Record list
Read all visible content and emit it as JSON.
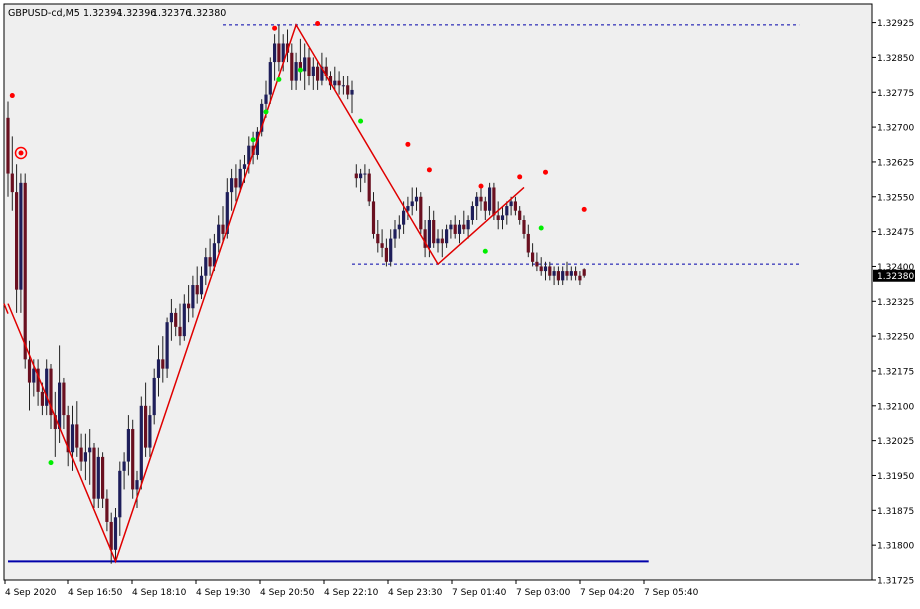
{
  "header": {
    "symbol": "GBPUSD-cd,M5",
    "open": "1.32394",
    "high": "1.32396",
    "low": "1.32376",
    "close": "1.32380"
  },
  "colors": {
    "background": "#ffffff",
    "plot_background": "#efefef",
    "bull_body": "#1e1e5a",
    "bear_body": "#6a1020",
    "wick": "#222222",
    "zigzag": "#e00000",
    "fractal_up": "#ff0000",
    "fractal_down": "#00ee00",
    "level_line": "#0000aa",
    "price_label_bg": "#000000",
    "price_label_text": "#ffffff"
  },
  "chart_data": {
    "type": "candlestick",
    "title": "GBPUSD-cd,M5",
    "ylim": [
      1.31725,
      1.32965
    ],
    "y_ticks": [
      "1.32925",
      "1.32850",
      "1.32775",
      "1.32700",
      "1.32625",
      "1.32550",
      "1.32475",
      "1.32400",
      "1.32325",
      "1.32250",
      "1.32175",
      "1.32100",
      "1.32025",
      "1.31950",
      "1.31875",
      "1.31800",
      "1.31725"
    ],
    "x_ticks": [
      "4 Sep 2020",
      "4 Sep 16:50",
      "4 Sep 18:10",
      "4 Sep 19:30",
      "4 Sep 20:50",
      "4 Sep 22:10",
      "4 Sep 23:30",
      "7 Sep 01:40",
      "7 Sep 03:00",
      "7 Sep 04:20",
      "7 Sep 05:40"
    ],
    "current_price": "1.32380",
    "grid": false,
    "candles": [
      [
        1.3272,
        1.32755,
        1.3255,
        1.326
      ],
      [
        1.326,
        1.3268,
        1.3252,
        1.3256
      ],
      [
        1.3256,
        1.3262,
        1.323,
        1.3235
      ],
      [
        1.3235,
        1.326,
        1.323,
        1.3258
      ],
      [
        1.3258,
        1.326,
        1.3218,
        1.322
      ],
      [
        1.322,
        1.3224,
        1.3209,
        1.3215
      ],
      [
        1.3215,
        1.322,
        1.3212,
        1.3218
      ],
      [
        1.3218,
        1.322,
        1.321,
        1.3213
      ],
      [
        1.3213,
        1.3215,
        1.3208,
        1.321
      ],
      [
        1.321,
        1.322,
        1.3208,
        1.3218
      ],
      [
        1.3218,
        1.3219,
        1.3205,
        1.3208
      ],
      [
        1.3208,
        1.3213,
        1.3199,
        1.3205
      ],
      [
        1.3205,
        1.3223,
        1.3202,
        1.3215
      ],
      [
        1.3215,
        1.3216,
        1.3205,
        1.3208
      ],
      [
        1.3208,
        1.321,
        1.3197,
        1.32
      ],
      [
        1.32,
        1.321,
        1.3196,
        1.3206
      ],
      [
        1.3206,
        1.3211,
        1.3199,
        1.3201
      ],
      [
        1.3201,
        1.3204,
        1.3196,
        1.3198
      ],
      [
        1.3198,
        1.3204,
        1.3194,
        1.32
      ],
      [
        1.32,
        1.3205,
        1.3193,
        1.3201
      ],
      [
        1.3201,
        1.3202,
        1.3188,
        1.319
      ],
      [
        1.319,
        1.3201,
        1.3188,
        1.3199
      ],
      [
        1.3199,
        1.32,
        1.3188,
        1.319
      ],
      [
        1.319,
        1.3192,
        1.3183,
        1.3185
      ],
      [
        1.3185,
        1.3187,
        1.3176,
        1.3179
      ],
      [
        1.3179,
        1.3188,
        1.3177,
        1.3186
      ],
      [
        1.3186,
        1.3198,
        1.3182,
        1.3196
      ],
      [
        1.3196,
        1.32,
        1.3192,
        1.3198
      ],
      [
        1.3198,
        1.3208,
        1.3195,
        1.3205
      ],
      [
        1.3205,
        1.3207,
        1.319,
        1.3192
      ],
      [
        1.3192,
        1.3196,
        1.3188,
        1.3194
      ],
      [
        1.3194,
        1.3212,
        1.3192,
        1.321
      ],
      [
        1.321,
        1.3215,
        1.3199,
        1.3201
      ],
      [
        1.3201,
        1.321,
        1.3199,
        1.3208
      ],
      [
        1.3208,
        1.3218,
        1.3206,
        1.3216
      ],
      [
        1.3216,
        1.3223,
        1.3212,
        1.322
      ],
      [
        1.322,
        1.3225,
        1.3215,
        1.3218
      ],
      [
        1.3218,
        1.3229,
        1.3216,
        1.3228
      ],
      [
        1.3228,
        1.3233,
        1.3224,
        1.323
      ],
      [
        1.323,
        1.3231,
        1.3225,
        1.3227
      ],
      [
        1.3227,
        1.3232,
        1.3223,
        1.3225
      ],
      [
        1.3225,
        1.3234,
        1.3224,
        1.3232
      ],
      [
        1.3232,
        1.3236,
        1.3228,
        1.3231
      ],
      [
        1.3231,
        1.3238,
        1.3229,
        1.3236
      ],
      [
        1.3236,
        1.324,
        1.3232,
        1.3234
      ],
      [
        1.3234,
        1.324,
        1.3233,
        1.3238
      ],
      [
        1.3238,
        1.3244,
        1.3236,
        1.3242
      ],
      [
        1.3242,
        1.3246,
        1.3238,
        1.324
      ],
      [
        1.324,
        1.3247,
        1.3239,
        1.3245
      ],
      [
        1.3245,
        1.3251,
        1.3243,
        1.3249
      ],
      [
        1.3249,
        1.3253,
        1.3245,
        1.3247
      ],
      [
        1.3247,
        1.3259,
        1.3246,
        1.3256
      ],
      [
        1.3256,
        1.3261,
        1.3252,
        1.3259
      ],
      [
        1.3259,
        1.3262,
        1.3254,
        1.3257
      ],
      [
        1.3257,
        1.3263,
        1.3256,
        1.3261
      ],
      [
        1.3261,
        1.3264,
        1.3258,
        1.3262
      ],
      [
        1.3262,
        1.3268,
        1.326,
        1.3266
      ],
      [
        1.3266,
        1.3269,
        1.3262,
        1.3264
      ],
      [
        1.3264,
        1.327,
        1.3263,
        1.3269
      ],
      [
        1.3269,
        1.3276,
        1.3268,
        1.3275
      ],
      [
        1.3275,
        1.328,
        1.3272,
        1.3277
      ],
      [
        1.3277,
        1.3285,
        1.3275,
        1.3284
      ],
      [
        1.3284,
        1.329,
        1.328,
        1.3288
      ],
      [
        1.3288,
        1.3292,
        1.3282,
        1.3284
      ],
      [
        1.3284,
        1.329,
        1.3282,
        1.3288
      ],
      [
        1.3288,
        1.3291,
        1.3284,
        1.3286
      ],
      [
        1.3286,
        1.3288,
        1.3278,
        1.328
      ],
      [
        1.328,
        1.3286,
        1.3278,
        1.3284
      ],
      [
        1.3284,
        1.3289,
        1.328,
        1.3282
      ],
      [
        1.3282,
        1.3288,
        1.3278,
        1.3285
      ],
      [
        1.3285,
        1.3287,
        1.3279,
        1.3281
      ],
      [
        1.3281,
        1.3285,
        1.3278,
        1.3283
      ],
      [
        1.3283,
        1.3284,
        1.3278,
        1.328
      ],
      [
        1.328,
        1.3286,
        1.3279,
        1.3283
      ],
      [
        1.3283,
        1.3285,
        1.328,
        1.3281
      ],
      [
        1.3281,
        1.3282,
        1.3278,
        1.3279
      ],
      [
        1.3279,
        1.3283,
        1.3278,
        1.328
      ],
      [
        1.328,
        1.3282,
        1.3277,
        1.3279
      ],
      [
        1.3279,
        1.3281,
        1.3277,
        1.3279
      ],
      [
        1.3279,
        1.3281,
        1.3276,
        1.3277
      ],
      [
        1.3277,
        1.328,
        1.3273,
        1.3278
      ],
      [
        1.326,
        1.3262,
        1.3257,
        1.3259
      ],
      [
        1.3259,
        1.3261,
        1.3256,
        1.326
      ],
      [
        1.326,
        1.3262,
        1.3258,
        1.326
      ],
      [
        1.326,
        1.3261,
        1.3253,
        1.3254
      ],
      [
        1.3254,
        1.3256,
        1.3246,
        1.3247
      ],
      [
        1.3247,
        1.325,
        1.3243,
        1.3245
      ],
      [
        1.3245,
        1.3248,
        1.3242,
        1.3244
      ],
      [
        1.3244,
        1.3246,
        1.324,
        1.3241
      ],
      [
        1.3241,
        1.3248,
        1.324,
        1.3246
      ],
      [
        1.3246,
        1.325,
        1.3244,
        1.3248
      ],
      [
        1.3248,
        1.3251,
        1.3246,
        1.3249
      ],
      [
        1.3249,
        1.3254,
        1.3247,
        1.3252
      ],
      [
        1.3252,
        1.3255,
        1.325,
        1.3253
      ],
      [
        1.3253,
        1.3257,
        1.3251,
        1.3254
      ],
      [
        1.3254,
        1.3257,
        1.3252,
        1.3255
      ],
      [
        1.3255,
        1.3256,
        1.3247,
        1.3248
      ],
      [
        1.3248,
        1.325,
        1.3242,
        1.3244
      ],
      [
        1.3244,
        1.3253,
        1.3242,
        1.325
      ],
      [
        1.325,
        1.3252,
        1.3244,
        1.3245
      ],
      [
        1.3245,
        1.3248,
        1.3243,
        1.3246
      ],
      [
        1.3246,
        1.3248,
        1.3242,
        1.3245
      ],
      [
        1.3245,
        1.3249,
        1.3244,
        1.3248
      ],
      [
        1.3248,
        1.325,
        1.3246,
        1.3249
      ],
      [
        1.3249,
        1.3251,
        1.3246,
        1.3247
      ],
      [
        1.3247,
        1.325,
        1.3245,
        1.3249
      ],
      [
        1.3249,
        1.3252,
        1.3247,
        1.3248
      ],
      [
        1.3248,
        1.3251,
        1.3246,
        1.325
      ],
      [
        1.325,
        1.3254,
        1.3249,
        1.3253
      ],
      [
        1.3253,
        1.3256,
        1.325,
        1.3255
      ],
      [
        1.3255,
        1.3257,
        1.3252,
        1.3254
      ],
      [
        1.3254,
        1.3255,
        1.325,
        1.3252
      ],
      [
        1.3252,
        1.3258,
        1.3251,
        1.3257
      ],
      [
        1.3257,
        1.3258,
        1.325,
        1.3251
      ],
      [
        1.3251,
        1.3254,
        1.3248,
        1.325
      ],
      [
        1.325,
        1.3253,
        1.3248,
        1.3251
      ],
      [
        1.3251,
        1.3254,
        1.3249,
        1.3253
      ],
      [
        1.3253,
        1.3255,
        1.3251,
        1.3254
      ],
      [
        1.3254,
        1.3255,
        1.3251,
        1.3252
      ],
      [
        1.3252,
        1.3253,
        1.3249,
        1.325
      ],
      [
        1.325,
        1.3251,
        1.3246,
        1.3247
      ],
      [
        1.3247,
        1.3249,
        1.3242,
        1.3243
      ],
      [
        1.3243,
        1.3245,
        1.324,
        1.3241
      ],
      [
        1.3241,
        1.3243,
        1.3239,
        1.324
      ],
      [
        1.324,
        1.3242,
        1.3238,
        1.3239
      ],
      [
        1.3239,
        1.3241,
        1.3237,
        1.324
      ],
      [
        1.324,
        1.3241,
        1.3237,
        1.3238
      ],
      [
        1.3238,
        1.324,
        1.3236,
        1.3239
      ],
      [
        1.3239,
        1.324,
        1.3236,
        1.3237
      ],
      [
        1.3237,
        1.324,
        1.3236,
        1.3239
      ],
      [
        1.3239,
        1.3241,
        1.3237,
        1.3238
      ],
      [
        1.3238,
        1.324,
        1.3237,
        1.3239
      ],
      [
        1.3239,
        1.324,
        1.3237,
        1.3238
      ],
      [
        1.3238,
        1.3239,
        1.3236,
        1.3237
      ],
      [
        1.32394,
        1.32396,
        1.32376,
        1.3238
      ]
    ],
    "zigzag": [
      [
        0,
        1.3232
      ],
      [
        25,
        1.31765
      ],
      [
        67,
        1.3292
      ],
      [
        100,
        1.32405
      ],
      [
        120,
        1.3257
      ]
    ],
    "fractals_up": [
      [
        1,
        1.32755
      ],
      [
        62,
        1.329
      ],
      [
        72,
        1.3291
      ],
      [
        93,
        1.3265
      ],
      [
        98,
        1.32595
      ],
      [
        110,
        1.3256
      ],
      [
        119,
        1.3258
      ],
      [
        125,
        1.3259
      ],
      [
        134,
        1.3251
      ]
    ],
    "fractals_down": [
      [
        10,
        1.31995
      ],
      [
        57,
        1.3269
      ],
      [
        60,
        1.3275
      ],
      [
        63,
        1.3282
      ],
      [
        68,
        1.3284
      ],
      [
        82,
        1.3273
      ],
      [
        111,
        1.3245
      ],
      [
        124,
        1.325
      ]
    ],
    "levels": [
      {
        "value": 1.3292,
        "style": "dashed",
        "from": 50,
        "to": 184
      },
      {
        "value": 1.32405,
        "style": "dashed",
        "from": 80,
        "to": 184
      },
      {
        "value": 1.31765,
        "style": "solid",
        "from": 0,
        "to": 149
      }
    ]
  }
}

Instruction
Search the records above for "value". Copy each line where it is found.

Response for this exercise
        "value": 1.3292,
        "value": 1.32405,
        "value": 1.31765,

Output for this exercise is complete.